* begin EXTRACTED INFORMATION *

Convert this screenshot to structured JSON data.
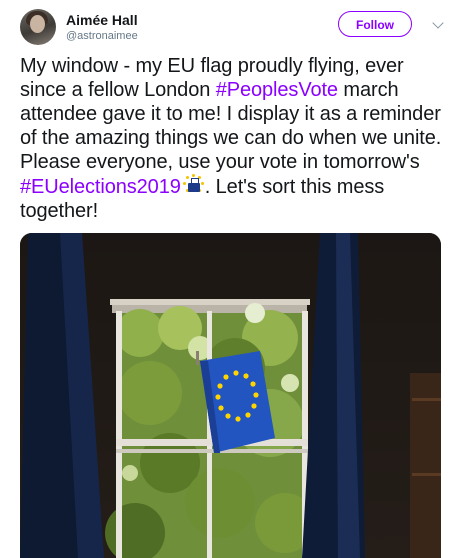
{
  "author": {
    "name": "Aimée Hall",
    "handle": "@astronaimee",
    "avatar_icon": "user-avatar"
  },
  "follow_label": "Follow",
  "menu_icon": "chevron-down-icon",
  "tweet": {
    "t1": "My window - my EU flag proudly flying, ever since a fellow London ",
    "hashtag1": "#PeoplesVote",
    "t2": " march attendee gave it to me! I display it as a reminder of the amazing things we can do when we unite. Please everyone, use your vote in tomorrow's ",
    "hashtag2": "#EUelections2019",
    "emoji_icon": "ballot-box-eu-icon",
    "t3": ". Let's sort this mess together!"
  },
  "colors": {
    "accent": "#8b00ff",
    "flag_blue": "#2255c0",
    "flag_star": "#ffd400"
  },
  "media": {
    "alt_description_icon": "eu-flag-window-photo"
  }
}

* end EXTRACTED INFORMATION *

WHAT TO WORK ON: Give every line of the material that includes the string "this".

TASK RESULT:
Convert this screenshot to structured JSON data.
    "t3": ". Let's sort this mess together!"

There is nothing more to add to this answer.